___ Selected text ___
September 6th, 2012 · 41 comments

Writes Karin in Michigan: “I found this note taped on the window above the sink after I left a cup on the counter rather than putting it in the dishwasher. I guess my dad thought this approach would be easier than yelling.”

FYI The dishwasher IS the white thing with the buttons on your right. The dishwasher IS NOT the white balding middle aged man named Brian. Thank you.

related: The Wrath of the Ancients

extra credit: This is how my son does the dishes []

FILED UNDER: dishes · dishwasher · FYI · Michigan · Moms & Dads · most popular notes of 2012

41 responses so far ↓

  • #1   Palomon

    He’s not the dishwasher, he’s a naughty, naughty boy!

    Sep 6, 2012 at 12:08 am   rating: 37  small thumbs up

  • #2   JK

    The dishwasher is able to use all caps for emphasis better than a white, balding, middle aged man named Brian. Pretty much any inanimate object would be.

    Sep 6, 2012 at 12:25 am   rating: 4  small thumbs up

    • #2.1   dizit

      It’s not ALL caps. Look closely and you’ll notice a mixture of caps and lowercase interspersed randomly.

      Sep 6, 2012 at 1:51 am   rating: 6  small thumbs up

    • #2.2   kermit

      I don’t think I will ever understand the random change from upper-case to lower-case. If you start with upper-case, why can’t you stick to it all the way to the end? You’re not doing it for emphasis; you’re doing it just to discombobulate and flummox the easily irritated.

      Sep 6, 2012 at 2:17 am   rating: 13  small thumbs up

    • #2.3   QoS

      Which for some, is a fun pursuit all by itself.
___
• _Direction 1_:
In the dishwasher note page, how would this sentence read in Spanish: "The dishwasher IS NOT the white balding middle aged man named Brian."
• _Direction 2_:
Answer these about the dishwasher note page:
(a) Where was the note taped?
(b) In which state does Karin live?
(c) How many responses does the post have?
___ Provided material ___
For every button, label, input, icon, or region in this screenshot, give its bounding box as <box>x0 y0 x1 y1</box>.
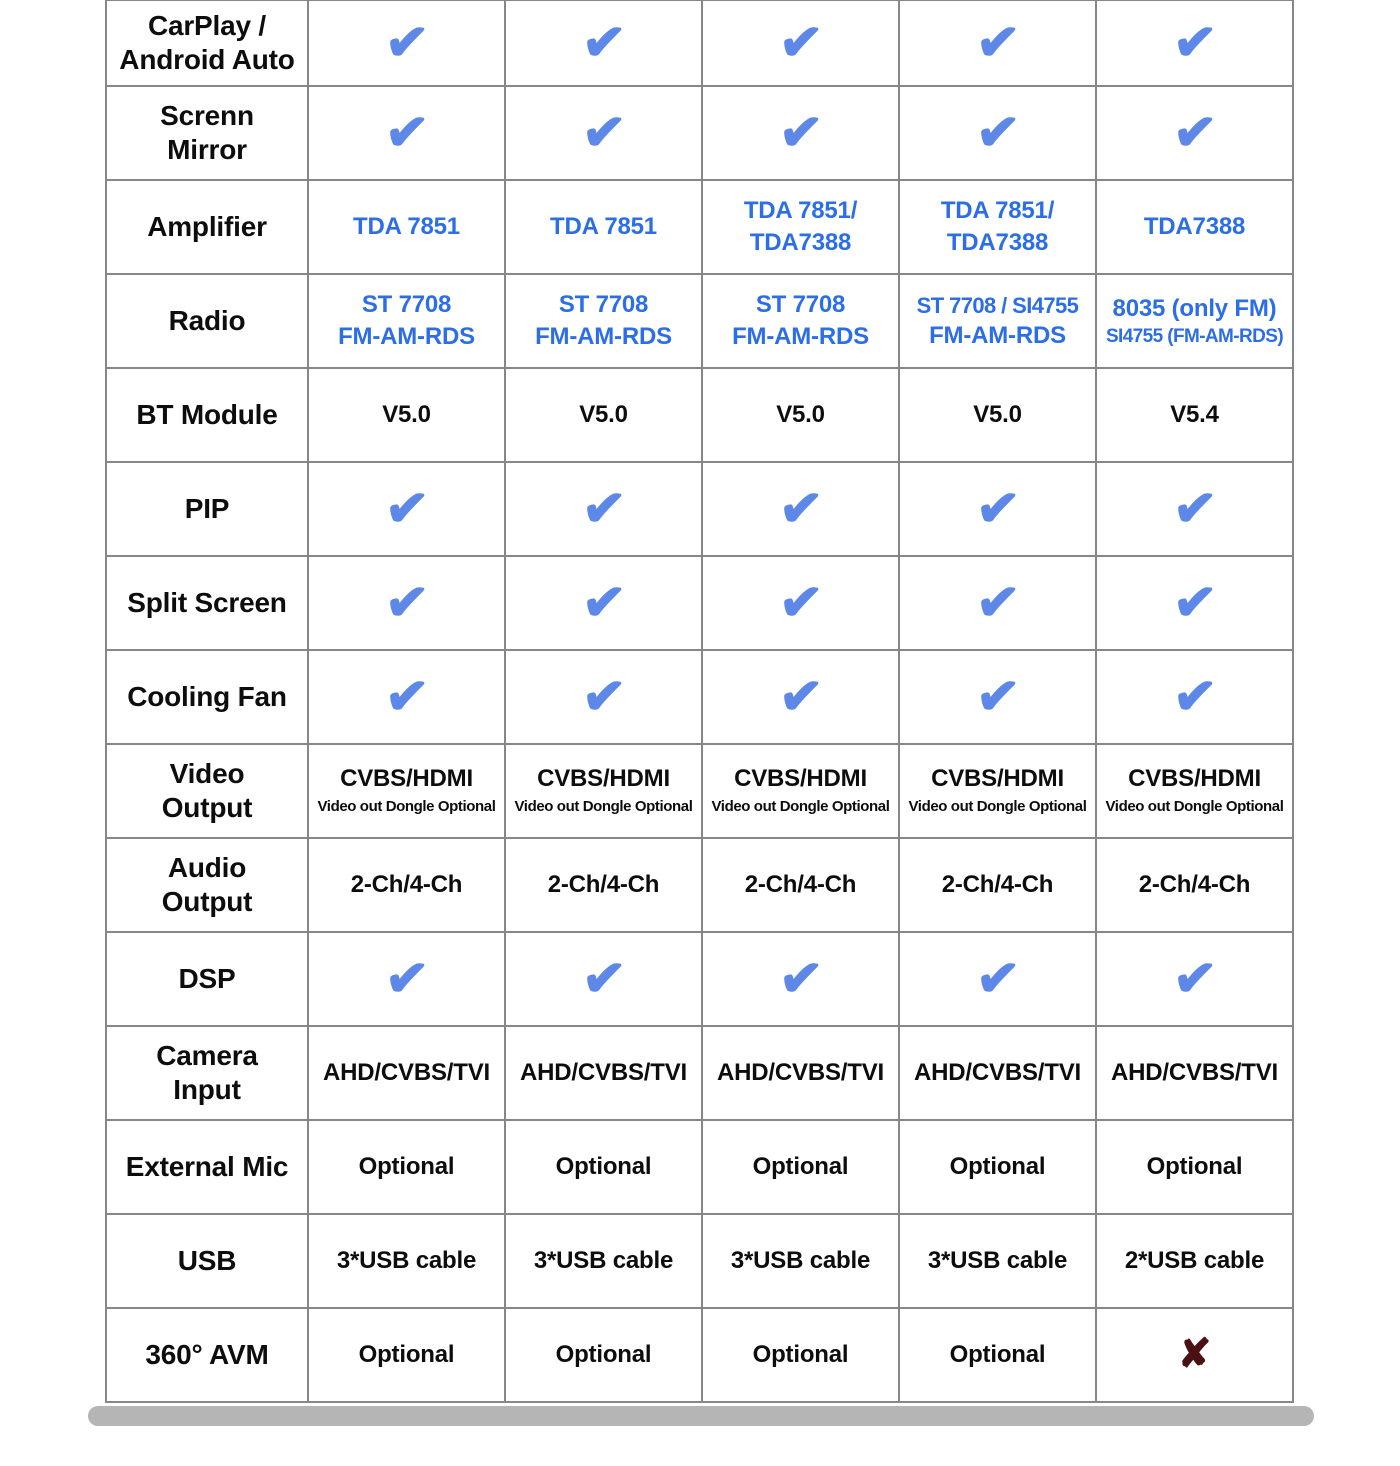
___
• _Correct answer 1_:
El lavavajillas NO ES el hombre blanco, medio calvo y de mediana edad llamado Brian.

• _Correct answer 2_:
(a) On the window above the sink.
(b) Michigan.
(c) 41.